Lines of data:
--------

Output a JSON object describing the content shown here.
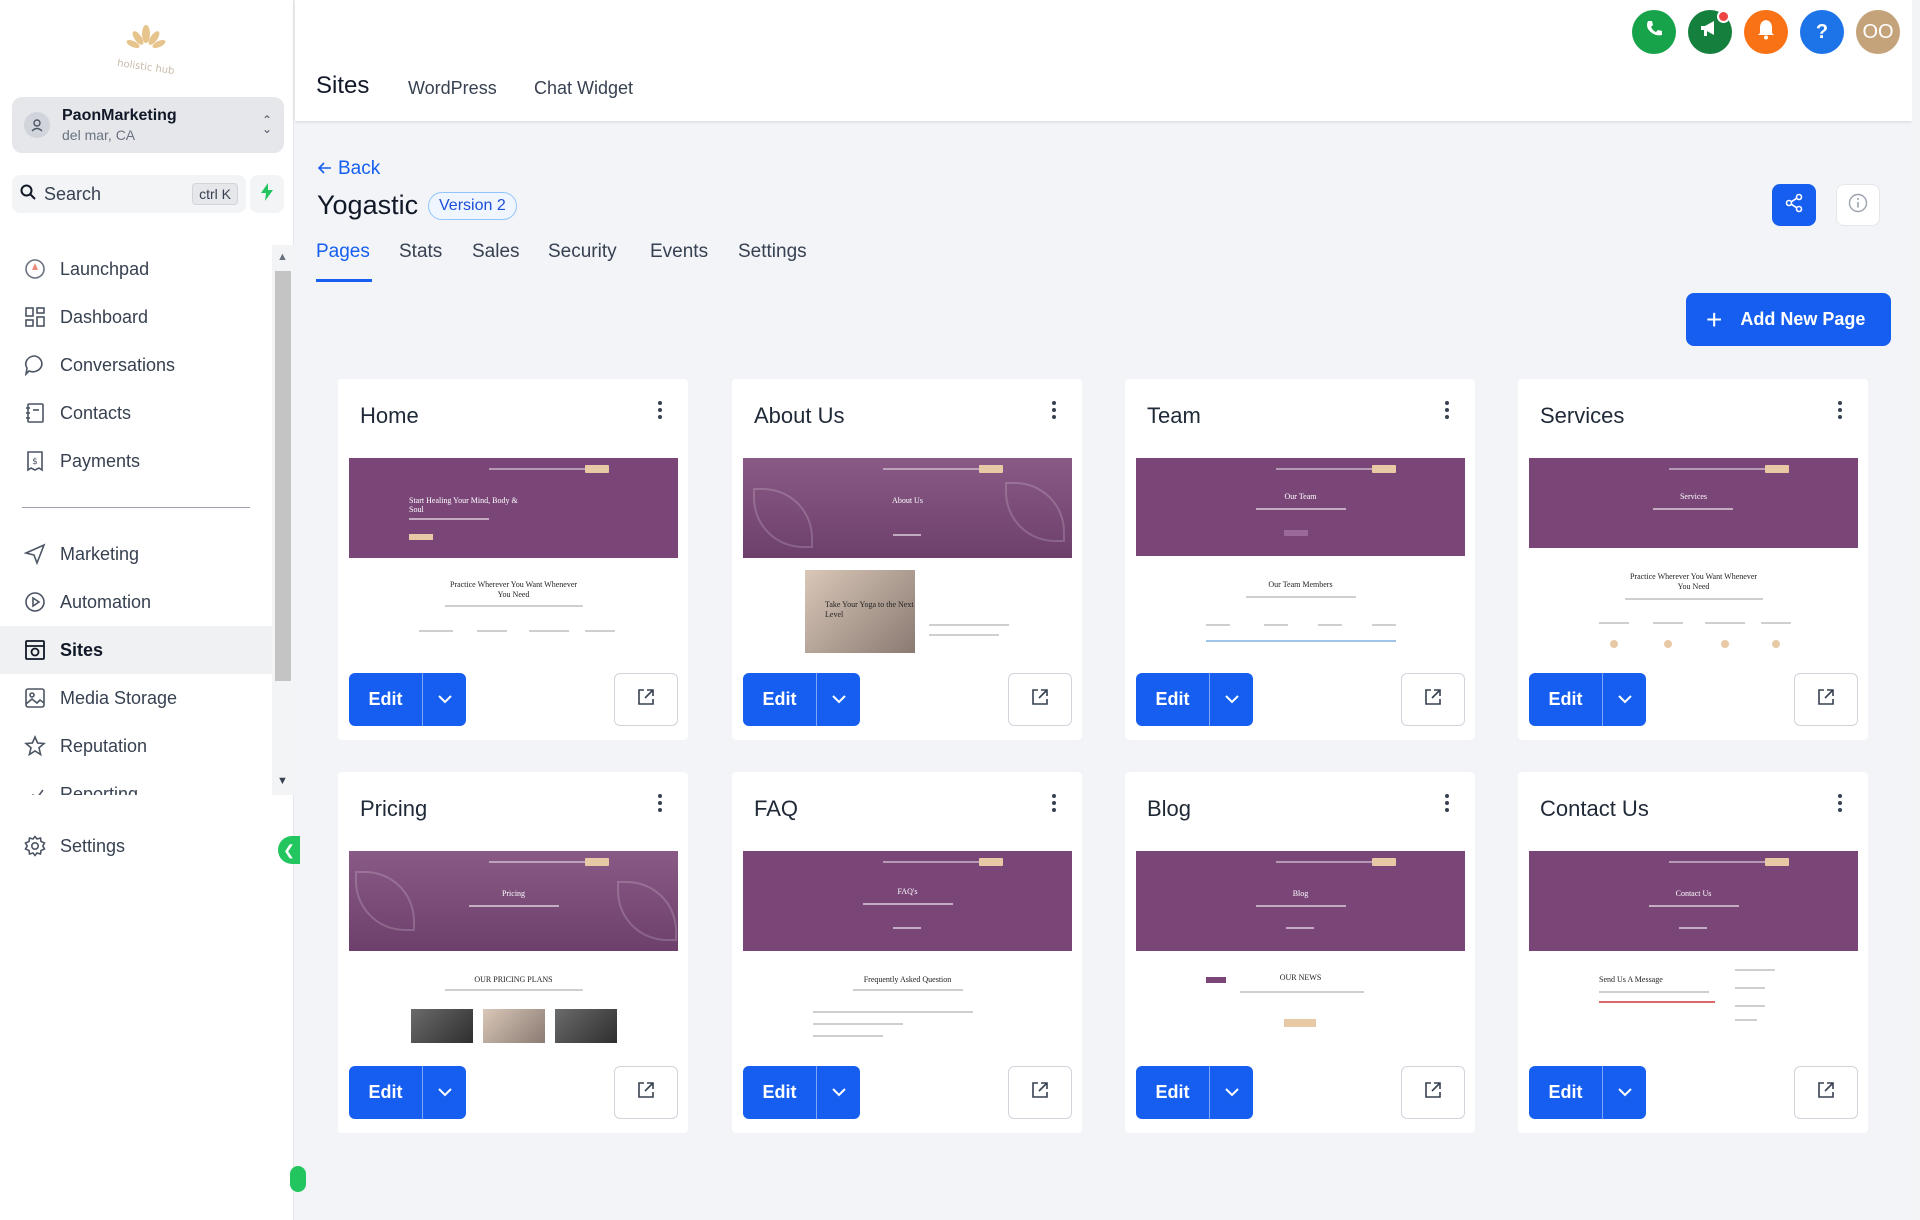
{
  "sidebar": {
    "account": {
      "name": "PaonMarketing",
      "location": "del mar, CA"
    },
    "search": {
      "label": "Search",
      "shortcut": "ctrl K"
    },
    "items": [
      {
        "label": "Launchpad",
        "icon": "launchpad-icon"
      },
      {
        "label": "Dashboard",
        "icon": "dashboard-icon"
      },
      {
        "label": "Conversations",
        "icon": "chat-icon"
      },
      {
        "label": "Contacts",
        "icon": "contacts-icon"
      },
      {
        "label": "Payments",
        "icon": "payments-icon"
      },
      {
        "label": "Marketing",
        "icon": "send-icon"
      },
      {
        "label": "Automation",
        "icon": "automation-icon"
      },
      {
        "label": "Sites",
        "icon": "sites-icon",
        "active": true
      },
      {
        "label": "Media Storage",
        "icon": "image-icon"
      },
      {
        "label": "Reputation",
        "icon": "star-icon"
      },
      {
        "label": "Reporting",
        "icon": "reporting-icon"
      }
    ],
    "settings_label": "Settings"
  },
  "header": {
    "title": "Sites",
    "tabs": [
      "WordPress",
      "Chat Widget"
    ],
    "avatar_initials": "OO",
    "help_label": "?",
    "icon_colors": {
      "phone": "#16a34a",
      "megaphone": "#15803d",
      "bell": "#f97316",
      "help": "#1d73e8",
      "avatar": "#c4a27a"
    }
  },
  "main": {
    "back_label": "Back",
    "site_title": "Yogastic",
    "version_badge": "Version 2",
    "tabs": [
      "Pages",
      "Stats",
      "Sales",
      "Security",
      "Events",
      "Settings"
    ],
    "active_tab": "Pages",
    "add_button": "Add New Page",
    "edit_label": "Edit",
    "pages": [
      {
        "title": "Home",
        "hero": "Start Healing Your Mind, Body & Soul",
        "section": "Practice Wherever You Want Whenever You Need"
      },
      {
        "title": "About Us",
        "hero": "About Us",
        "section": "Take Your Yoga to the Next Level"
      },
      {
        "title": "Team",
        "hero": "Our Team",
        "section": "Our Team Members"
      },
      {
        "title": "Services",
        "hero": "Services",
        "section": "Practice Wherever You Want Whenever You Need"
      },
      {
        "title": "Pricing",
        "hero": "Pricing",
        "section": "OUR PRICING PLANS"
      },
      {
        "title": "FAQ",
        "hero": "FAQ's",
        "section": "Frequently Asked Question"
      },
      {
        "title": "Blog",
        "hero": "Blog",
        "section": "OUR NEWS"
      },
      {
        "title": "Contact Us",
        "hero": "Contact Us",
        "section": "Send Us A Message"
      }
    ]
  },
  "colors": {
    "primary": "#155eef",
    "hero_purple": "#7a4678",
    "accent_beige": "#e8c9a6",
    "toggle_green": "#22c55e"
  }
}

--------

▶ **Objective**
Reproduce each line exactly as it appears, omitting the pictures.

▶ **Complete output**
Output a JSON object describing the content shown here.
{
  "sidebar": {
    "account": {
      "name": "PaonMarketing",
      "location": "del mar, CA"
    },
    "search": {
      "label": "Search",
      "shortcut": "ctrl K"
    },
    "items": [
      {
        "label": "Launchpad",
        "icon": "launchpad-icon"
      },
      {
        "label": "Dashboard",
        "icon": "dashboard-icon"
      },
      {
        "label": "Conversations",
        "icon": "chat-icon"
      },
      {
        "label": "Contacts",
        "icon": "contacts-icon"
      },
      {
        "label": "Payments",
        "icon": "payments-icon"
      },
      {
        "label": "Marketing",
        "icon": "send-icon"
      },
      {
        "label": "Automation",
        "icon": "automation-icon"
      },
      {
        "label": "Sites",
        "icon": "sites-icon",
        "active": true
      },
      {
        "label": "Media Storage",
        "icon": "image-icon"
      },
      {
        "label": "Reputation",
        "icon": "star-icon"
      },
      {
        "label": "Reporting",
        "icon": "reporting-icon"
      }
    ],
    "settings_label": "Settings"
  },
  "header": {
    "title": "Sites",
    "tabs": [
      "WordPress",
      "Chat Widget"
    ],
    "avatar_initials": "OO",
    "help_label": "?",
    "icon_colors": {
      "phone": "#16a34a",
      "megaphone": "#15803d",
      "bell": "#f97316",
      "help": "#1d73e8",
      "avatar": "#c4a27a"
    }
  },
  "main": {
    "back_label": "Back",
    "site_title": "Yogastic",
    "version_badge": "Version 2",
    "tabs": [
      "Pages",
      "Stats",
      "Sales",
      "Security",
      "Events",
      "Settings"
    ],
    "active_tab": "Pages",
    "add_button": "Add New Page",
    "edit_label": "Edit",
    "pages": [
      {
        "title": "Home",
        "hero": "Start Healing Your Mind, Body & Soul",
        "section": "Practice Wherever You Want Whenever You Need"
      },
      {
        "title": "About Us",
        "hero": "About Us",
        "section": "Take Your Yoga to the Next Level"
      },
      {
        "title": "Team",
        "hero": "Our Team",
        "section": "Our Team Members"
      },
      {
        "title": "Services",
        "hero": "Services",
        "section": "Practice Wherever You Want Whenever You Need"
      },
      {
        "title": "Pricing",
        "hero": "Pricing",
        "section": "OUR PRICING PLANS"
      },
      {
        "title": "FAQ",
        "hero": "FAQ's",
        "section": "Frequently Asked Question"
      },
      {
        "title": "Blog",
        "hero": "Blog",
        "section": "OUR NEWS"
      },
      {
        "title": "Contact Us",
        "hero": "Contact Us",
        "section": "Send Us A Message"
      }
    ]
  },
  "colors": {
    "primary": "#155eef",
    "hero_purple": "#7a4678",
    "accent_beige": "#e8c9a6",
    "toggle_green": "#22c55e"
  }
}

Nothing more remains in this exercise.